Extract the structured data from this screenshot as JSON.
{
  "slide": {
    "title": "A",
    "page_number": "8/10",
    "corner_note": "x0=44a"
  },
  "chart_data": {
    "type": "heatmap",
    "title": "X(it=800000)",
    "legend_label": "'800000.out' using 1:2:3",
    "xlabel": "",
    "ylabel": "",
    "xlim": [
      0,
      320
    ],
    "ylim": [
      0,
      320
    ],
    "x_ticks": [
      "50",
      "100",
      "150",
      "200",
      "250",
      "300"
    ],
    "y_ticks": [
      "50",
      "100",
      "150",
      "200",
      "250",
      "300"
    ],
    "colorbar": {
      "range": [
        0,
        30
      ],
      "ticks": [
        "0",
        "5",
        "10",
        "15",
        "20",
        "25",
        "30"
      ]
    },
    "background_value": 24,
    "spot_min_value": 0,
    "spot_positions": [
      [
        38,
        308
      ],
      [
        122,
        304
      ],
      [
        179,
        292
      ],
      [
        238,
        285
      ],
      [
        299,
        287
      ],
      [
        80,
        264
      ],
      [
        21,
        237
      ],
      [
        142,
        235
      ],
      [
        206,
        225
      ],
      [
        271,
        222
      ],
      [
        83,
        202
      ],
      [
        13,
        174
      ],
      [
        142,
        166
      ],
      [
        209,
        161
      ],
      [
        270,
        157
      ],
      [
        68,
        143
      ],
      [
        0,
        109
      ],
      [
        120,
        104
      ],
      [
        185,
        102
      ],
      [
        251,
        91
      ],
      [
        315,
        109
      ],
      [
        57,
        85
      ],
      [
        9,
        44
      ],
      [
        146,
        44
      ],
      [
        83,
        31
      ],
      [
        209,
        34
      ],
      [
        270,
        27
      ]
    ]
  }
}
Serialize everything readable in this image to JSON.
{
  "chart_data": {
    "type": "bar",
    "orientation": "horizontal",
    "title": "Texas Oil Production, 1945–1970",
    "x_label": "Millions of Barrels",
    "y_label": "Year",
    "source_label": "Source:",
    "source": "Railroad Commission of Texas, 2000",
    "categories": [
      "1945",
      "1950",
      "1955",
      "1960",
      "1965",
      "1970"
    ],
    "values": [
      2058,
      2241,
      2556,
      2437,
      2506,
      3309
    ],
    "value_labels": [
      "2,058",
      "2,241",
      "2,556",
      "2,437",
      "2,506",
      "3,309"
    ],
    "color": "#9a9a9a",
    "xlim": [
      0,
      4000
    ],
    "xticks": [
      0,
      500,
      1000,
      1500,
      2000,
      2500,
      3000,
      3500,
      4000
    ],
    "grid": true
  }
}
········
Only lines with the word "Texas" should be collected from the material.

    "title": "Texas Oil Production, 1945–1970",
    "source": "Railroad Commission of Texas, 2000",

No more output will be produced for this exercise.